Stored entries
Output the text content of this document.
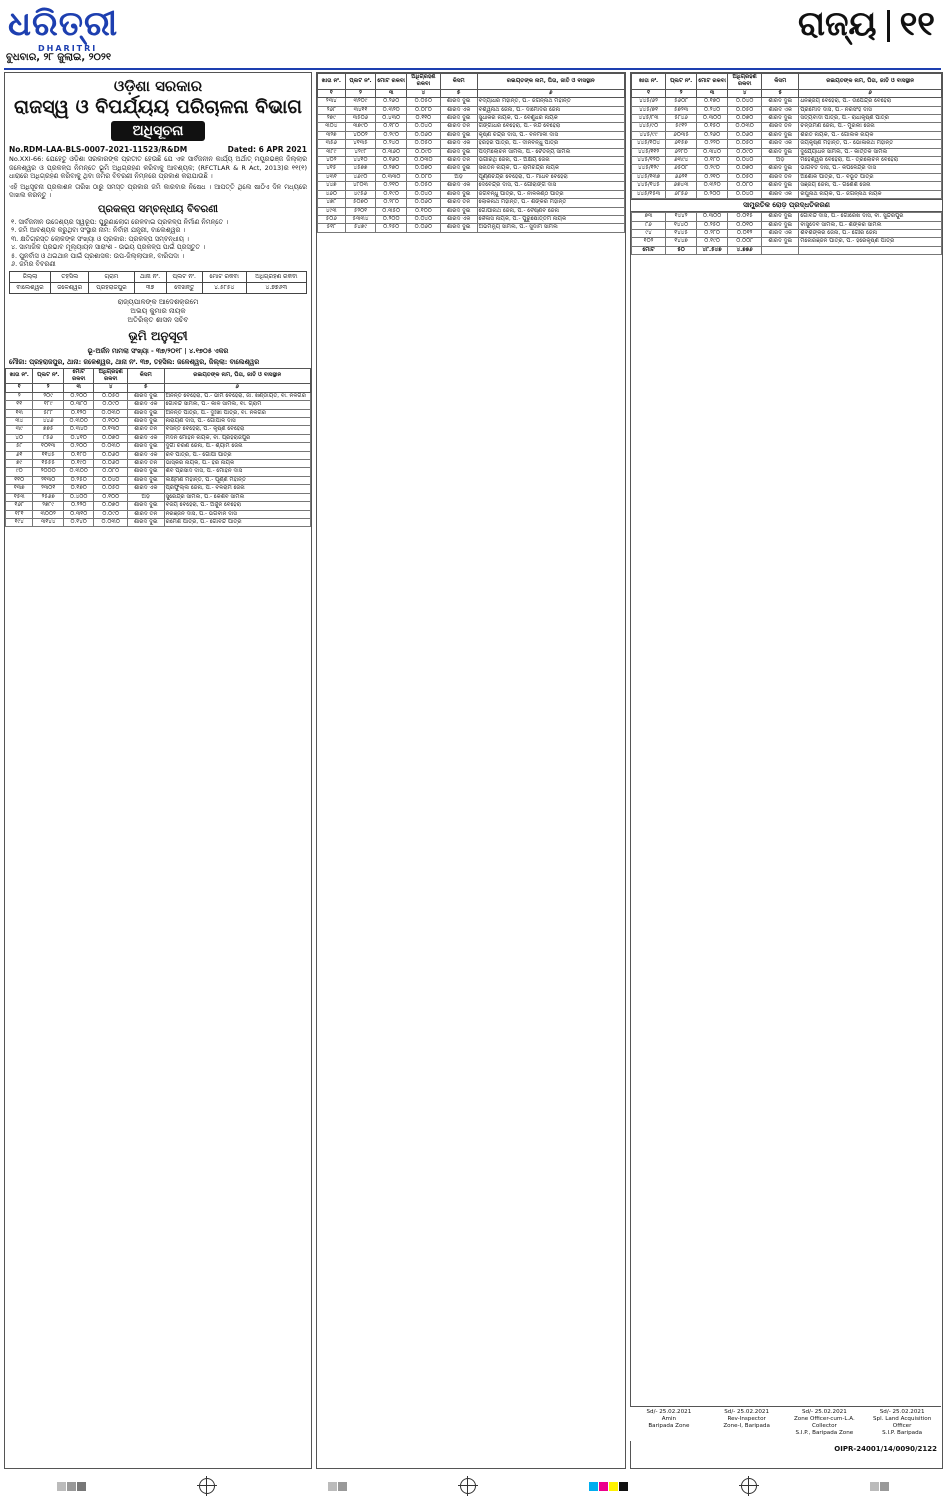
ଧରିତ୍ରୀ
DHARITRI
ବୁଧବାର, ୨୮ ଜୁଲାଇ, ୨୦୨୧
ରାଜ୍ୟ ୧୧
ଓଡ଼ିଶା ସରକାର
ରାଜସ୍ୱ ଓ ବିପର୍ଯ୍ୟୟ ପରିଚାଳନା ବିଭାଗ
ଅଧିସୂଚନା
No.RDM-LAA-BLS-0007-2021-11523/R&DM	Dated: 6 APR 2021
No.XXI-66: ଯେହେତୁ ଓଡ଼ିଶା ସରକାରଙ୍କ ପ୍ରତୀତ ହେଉଛି ଯେ ଏକ ସାର୍ବଜନୀନ କାର୍ଯ୍ୟ ଅର୍ଥାତ୍ ମୟୂରଭଞ୍ଜ ଜିଲ୍ଲାର ଜଳେଶ୍ୱର ଓ ପ୍ରକଳ୍ପ ନିମନ୍ତେ ଭୂମି ଅଧିଗ୍ରହଣ କରିବାକୁ ଆବଶ୍ୟକ; (RFCTLAR & R Act, 2013)ର ୧୧(୧) ଧାରାରେ ଅଧିଗ୍ରହଣ କରିବାକୁ ଥିବା ଜମିର ବିବରଣୀ ନିମ୍ନରେ ପ୍ରକାଶ କରାଯାଉଛି ।
ଏହି ଅଧିସୂଚନା ପ୍ରକାଶନ ତାରିଖ ଠାରୁ ସମସ୍ତ ପ୍ରକାର ଜମି କାରବାର ନିଷେଧ । ଆପତ୍ତି ଥିଲେ ଷାଠିଏ ଦିନ ମଧ୍ୟରେ ଦାଖଲ କରନ୍ତୁ ।
ପ୍ରକଳ୍ପ ସମ୍ବନ୍ଧୀୟ ବିବରଣୀ
୧. ସାର୍ବଜନୀନ ଉଦ୍ଦେଶ୍ୟର ସ୍ୱରୂପ: ପୁରୁଣାଲୋଗ ରେଳବାଇ ପ୍ରକଳ୍ପ ନିର୍ମାଣ ନିମନ୍ତେ ।
୨. ଜମି ଆବଶ୍ୟକ କରୁଥିବା ସଂସ୍ଥାର ନାମ: ନିର୍ବାହୀ ଯନ୍ତ୍ରୀ, ବାଲେଶ୍ୱର ।
୩. କ୍ଷତିଗ୍ରସ୍ତ ଲୋକଙ୍କ ସଂଖ୍ୟା ଓ ପ୍ରକାର: ପ୍ରକଳ୍ପ ସମ୍ବନ୍ଧୀୟ ।
୪. ସାମାଜିକ ପ୍ରଭାବ ମୂଲ୍ୟାୟନ ସାରାଂଶ - ଉଭୟ ପ୍ରକଳ୍ପ ପାଇଁ ପ୍ରସ୍ତୁତ ।
୫. ପୁନର୍ବାସ ଓ ଥଇଥାନ ପାଇଁ ପ୍ରଶାସକ: ଉପ-ଜିଲ୍ଲାପାଳ, ବାରିପଦା ।
୬. ଜମିର ବିବରଣୀ
ଜିଲ୍ଲା	ତହସିଲ	ଗ୍ରାମ	ଥାନା ନଂ.	ପ୍ଲଟ ନଂ.	ମୋଟ ରକବା	ଅଧିଗ୍ରହଣ ରକବା
ବାଲେଶ୍ୱର	ଜଳେଶ୍ୱର	ପ୍ରହରାଜପୁର	୩୭	ଦେଖନ୍ତୁ	୪.୫୮୫୪	୪.୭୭୬୩
ରାଜ୍ୟପାଳଙ୍କ ଆଦେଶକ୍ରମେ
ଅଭୟ କୁମାର ନାୟକ
ଅତିରିକ୍ତ ଶାସନ ସଚିବ
ଭୂମି ଅନୁସୂଚୀ
ଭୂ-ଅର୍ଜନ ମାମଲା ସଂଖ୍ୟା - ୩୭/୨୦୧୮ | ୪.୧୭୦୫ ଏକର
ମୌଜା: ପ୍ରହରାଜପୁର, ଥାନା: ଜଳେଶ୍ୱର, ଥାନା ନଂ. ୩୭, ତହସିଲ: ଜଳେଶ୍ୱର, ଜିଲ୍ଲା: ବାଲେଶ୍ୱର
ଖାତା ନଂ.	ପ୍ଲଟ ନଂ.	ମୋଟ ରକବା	ଅଧିଗ୍ରହଣ ରକବା	କିସମ	ରଇୟତଙ୍କ ନାମ, ପିତା, ଜାତି ଓ ବାସସ୍ଥାନ
୧	୨	୩	୪	୫	୬
୨	୨୦୯	୦.୨୦୦	୦.୦୫୦	ଶାରଦ ଦୁଇ	ଅନନ୍ତ ବେହେରା, ପି.- ଭୀମ ବେହେରା, ଜା. ଖଣ୍ଡାୟତ, ବା. ନିଳଗିରି
୧୧	୧୮୯	୦.୩୮୦	୦.୦୯୦	ଶାରଦ ଏକ	ଗୋବିନ୍ଦ ସାମଲ, ପି.- କାଳି ସାମଲ, ବା. ଗ୍ରାମ
୧୩	୫୮୮	୦.୧୨୦	୦.୦୩୦	ଶାରଦ ଦୁଇ	ଅନନ୍ତ ପାତ୍ର, ପି.- ଦୁଃଖୀ ପାତ୍ର, ବା. ନିଳଗିରି
୩୪	୪୪୬	୦.୩୦୦	୦.୧୦୦	ଶାରଦ ଦୁଇ	ନାରାୟଣ ଦାସ, ପି.- ଗୋପାଳ ଦାସ
୩୯	୭୭୫	୦.୩୪୦	୦.୧୩୦	ଶାରଦ ତିନି	ବସନ୍ତ ବେହେରା, ପି.- କୃଷ୍ଣ ବେହେରା
୪୦	୮୫୬	୦.୪୧୦	୦.୦୭୦	ଶାରଦ ଏକ	ମଦନ ମୋହନ ନାୟକ, ବା. ପ୍ରହରାଜପୁର
୫୮	୧୦୧୩	୦.୨୦୦	୦.୦୩୦	ଶାରଦ ଦୁଇ	ଦୁର୍ଗା ଚରଣ ଜେନା, ପି.- ଶ୍ୟାମ ଜେନା
୬୧	୧୧୪୫	୦.୧୮୦	୦.୦୬୦	ଶାରଦ ଏକ	ରବି ପାତ୍ର, ପି.- ଗୋପୀ ପାତ୍ର
୭୯	୧୫୫୫	୦.୧୯୦	୦.୦୬୦	ଶାରଦ ତିନି	ଭାସ୍କର ନାୟକ, ପି.- ହରି ନାୟକ
୯୦	୨୦୦୦	୦.୩୦୦	୦.୦୮୦	ଶାରଦ ଦୁଇ	ଶିବ ପ୍ରସାଦ ଦାସ, ପି.- ମୋହନ ଦାସ
୧୧୦	୨୧୩୦	୦.୨୫୦	୦.୦୪୦	ଶାରଦ ଦୁଇ	ଲକ୍ଷ୍ମଣ ମହାନ୍ତି, ପି.- ପୂର୍ଣ୍ଣ ମହାନ୍ତି
୧୩୭	୨୩୦୧	୦.୧୭୦	୦.୦୫୦	ଶାରଦ ଏକ	ପ୍ରଫୁଲ୍ଲ ଜେନା, ପି.- ବଳରାମ ଜେନା
୧୫୩	୨୫୬୭	୦.୪୦୦	୦.୧୦୦	ଅଡ଼ି	ସୁରେନ୍ଦ୍ର ସାମଲ, ପି.- କେଶବ ସାମଲ
୧୬୮	୨୭୮୯	୦.୨୨୦	୦.୦୭୦	ଶାରଦ ଦୁଇ	ବିଜୟ ବେହେରା, ପି.- ଅର୍ଜୁନ ବେହେରା
୧୮୧	୩୦୦୨	୦.୩୧୦	୦.୦୯୦	ଶାରଦ ତିନି	ନିରଞ୍ଜନ ଦାସ, ପି.- ଭଗବାନ ଦାସ
୧୯୪	୩୧୪୪	୦.୧୪୦	୦.୦୩୦	ଶାରଦ ଦୁଇ	ରମେଶ ପାତ୍ର, ପି.- ଗୋବିନ୍ଦ ପାତ୍ର
ଖାତା ନଂ.	ପ୍ଲଟ ନଂ.	ମୋଟ ରକବା	ଅଧିଗ୍ରହଣ ରକବା	କିସମ	ରଇୟତଙ୍କ ନାମ, ପିତା, ଜାତି ଓ ବାସସ୍ଥାନ
୧	୨	୩	୪	୫	୬
୨୩୪	୩୨୦୯	୦.୨୬୦	୦.୦୫୦	ଶାରଦ ଦୁଇ	ବିଦ୍ୟାଧର ମହାନ୍ତି, ପି.- ଜଗନ୍ନାଥ ମହାନ୍ତି
୨୬୮	୩୪୧୧	୦.୩୨୦	୦.୦୮୦	ଶାରଦ ଏକ	ବିଶ୍ୱନାଥ ଜେନା, ପି.- ଦାମୋଦର ଜେନା
୨୭୯	୩୫୦୬	୦.୪୩୦	୦.୧୧୦	ଶାରଦ ଦୁଇ	ସୁଧାକର ନାୟକ, ପି.- ବେଣୁଧର ନାୟକ
୩୦୪	୩୭୯୦	୦.୧୮୦	୦.୦୪୦	ଶାରଦ ତିନି	ଗଙ୍ଗାଧର ବେହେରା, ପି.- ନନ୍ଦ ବେହେରା
୩୨୭	୪୦୦୨	୦.୨୯୦	୦.୦୬୦	ଶାରଦ ଦୁଇ	କୃଷ୍ଣ ଚନ୍ଦ୍ର ଦାସ, ପି.- ବନମାଳୀ ଦାସ
୩୫୬	୪୧୩୫	୦.୨୪୦	୦.୦୫୦	ଶାରଦ ଏକ	ହରିହର ପାତ୍ର, ପି.- ଦୀନବନ୍ଧୁ ପାତ୍ର
୩୮୯	୪୨୯୮	୦.୩୬୦	୦.୦୯୦	ଶାରଦ ଦୁଇ	ପଦ୍ମଲୋଚନ ସାମଲ, ପି.- ଚୈତନ୍ୟ ସାମଲ
୪୦୨	୪୪୧୦	୦.୧୬୦	୦.୦୩୦	ଶାରଦ ତିନି	ଭଗୀରଥି ଜେନା, ପି.- ଅକ୍ଷୟ ଜେନା
୪୧୫	୪୫୭୭	୦.୨୭୦	୦.୦୭୦	ଶାରଦ ଦୁଇ	ସନାତନ ନାୟକ, ପି.- ରାମଚନ୍ଦ୍ର ନାୟକ
୪୩୧	୪୬୯୦	୦.୩୩୦	୦.୦୮୦	ଅଡ଼ି	ପୂର୍ଣ୍ଣଚନ୍ଦ୍ର ବେହେରା, ପି.- ମାଧବ ବେହେରା
୪୪୭	୪୮୦୩	୦.୨୧୦	୦.୦୫୦	ଶାରଦ ଏକ	ଦେବେନ୍ଦ୍ର ଦାସ, ପି.- ଗୌରାଙ୍ଗ ଦାସ
୪୬୦	୪୯୫୬	୦.୧୯୦	୦.୦୪୦	ଶାରଦ ଦୁଇ	ଜଗବନ୍ଧୁ ପାତ୍ର, ପି.- ନୀଳକଣ୍ଠ ପାତ୍ର
୪୭୮	୫୦୭୦	୦.୨୮୦	୦.୦୬୦	ଶାରଦ ତିନି	ଲୋକନାଥ ମହାନ୍ତି, ପି.- ଶଙ୍କର ମହାନ୍ତି
୪୯୩	୫୨୦୧	୦.୩୫୦	୦.୧୦୦	ଶାରଦ ଦୁଇ	ଗୋପୀନାଥ ଜେନା, ପି.- ବୈଷ୍ଣବ ଜେନା
୫୦୬	୫୩୩୪	୦.୨୦୦	୦.୦୪୦	ଶାରଦ ଏକ	କୈଳାସ ନାୟକ, ପି.- ପୁରୁଷୋତ୍ତମ ନାୟକ
୫୧୮	୫୪୭୯	୦.୨୫୦	୦.୦୬୦	ଶାରଦ ଦୁଇ	ଅଭିମନ୍ୟୁ ସାମଲ, ପି.- ସୁଦାମ ସାମଲ
ଖାତା ନଂ.	ପ୍ଲଟ ନଂ.	ମୋଟ ରକବା	ଅଧିଗ୍ରହଣ ରକବା	କିସମ	ରଇୟତଙ୍କ ନାମ, ପିତା, ଜାତି ଓ ବାସସ୍ଥାନ
୧	୨	୩	୪	୫	୬
୪୪୫/୬୨	୫୬୦୮	୦.୧୭୦	୦.୦୪୦	ଶାରଦ ଦୁଇ	ଧନଞ୍ଜୟ ବେହେରା, ପି.- ଉପେନ୍ଦ୍ର ବେହେରା
୪୪୫/୭୧	୫୭୨୩	୦.୨୪୦	୦.୦୫୦	ଶାରଦ ଏକ	ପ୍ରମୋଦ ଦାସ, ପି.- ନରସିଂହ ଦାସ
୪୪୫/୮୩	୫୮୪୬	୦.୩୦୦	୦.୦୭୦	ଶାରଦ ଦୁଇ	ସତ୍ୟବାଦୀ ପାତ୍ର, ପି.- ରାଧାକୃଷ୍ଣ ପାତ୍ର
୪୪୫/୯୦	୫୯୧୨	୦.୧୫୦	୦.୦୩୦	ଶାରଦ ତିନି	ଚିନ୍ତାମଣି ଜେନା, ପି.- ମୁରଲୀ ଜେନା
୪୪୫/୯୯	୬୦୩୫	୦.୨୬୦	୦.୦୬୦	ଶାରଦ ଦୁଇ	ଶରତ ନାୟକ, ପି.- ଗୋଲକ ନାୟକ
୪୪୫/୧୦୪	୬୧୫୭	୦.୨୨୦	୦.୦୫୦	ଶାରଦ ଏକ	ଜୟକୃଷ୍ଣ ମହାନ୍ତି, ପି.- ଭୋଳାନାଥ ମହାନ୍ତି
୪୪୫/୧୧୨	୬୨୮୦	୦.୩୪୦	୦.୦୯୦	ଶାରଦ ଦୁଇ	ଦୁର୍ଯ୍ୟୋଧନ ସାମଲ, ପି.- କାର୍ତ୍ତିକ ସାମଲ
୪୪୫/୧୨୦	୬୩୯୪	୦.୧୮୦	୦.୦୪୦	ଅଡ଼ି	ମହେଶ୍ୱର ବେହେରା, ପି.- ତ୍ରିଲୋଚନ ବେହେରା
୪୪୫/୧୨୯	୬୫୦୮	୦.୨୯୦	୦.୦୭୦	ଶାରଦ ଦୁଇ	ଭାଗବତ ଦାସ, ପି.- କପିଳେନ୍ଦ୍ର ଦାସ
୪୪୫/୧୩୭	୬୬୨୧	୦.୨୧୦	୦.୦୫୦	ଶାରଦ ତିନି	ଅଶୋକ ପାତ୍ର, ପି.- ବିଭୂତି ପାତ୍ର
୪୪୫/୧୪୫	୬୭୪୩	୦.୩୨୦	୦.୦୮୦	ଶାରଦ ଦୁଇ	ସଞ୍ଜୟ ଜେନା, ପି.- ଗଣେଶ ଜେନା
୪୪୫/୧୫୩	୬୮୫୬	୦.୨୦୦	୦.୦୪୦	ଶାରଦ ଏକ	ରଘୁନାଥ ନାୟକ, ପି.- ଜଗନ୍ନାଥ ନାୟକ
ସାମ୍ପ୍ରତିକ ରୋଡ଼ ପ୍ରଦ୍ଧତିକରଣ
୭୩	୧୪୪୨	୦.୩୦୦	୦.୦୧୫	ଶାରଦ ଦୁଇ	ଗୋବିନ୍ଦ ଦାସ, ପି.- ଗୋରେଖ ଦାସ, ବା. ସୁନ୍ଦରପୁର
୮୬	୧୪୪୦	୦.୨୫୦	୦.୦୧୦	ଶାରଦ ଦୁଇ	ବାସୁଦେବ ସାମଲ, ପି.- ଶଙ୍କର ସାମଲ
୯୪	୧୪୪୫	୦.୨୮୦	୦.୦୧୨	ଶାରଦ ଏକ	ଶିବଶଙ୍କର ଜେନା, ପି.- ଗୌର ଜେନା
୧୦୨	୧୪୪୭	୦.୧୯୦	୦.୦୦୮	ଶାରଦ ଦୁଇ	ମନୋରଞ୍ଜନ ପାତ୍ର, ପି.- ହରେକୃଷ୍ଣ ପାତ୍ର
ମୋଟ	୫୦	୪୮.୫୪୭	୪.୭୭୬		
Sd/- 25.02.2021
Amin
Baripada Zone
Sd/- 25.02.2021
Rev-Inspector
Zone-I, Baripada
Sd/- 25.02.2021
Zone Officer-cum-L.A. Collector
S.I.P., Baripada Zone
Sd/- 25.02.2021
Spl. Land Acquisition Officer
S.I.P. Baripada
OIPR-24001/14/0090/2122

The request
Copy each line from the records above that includes the string "Baripada".

Response to this task
Baripada Zone
Zone-I, Baripada
S.I.P., Baripada Zone
S.I.P. Baripada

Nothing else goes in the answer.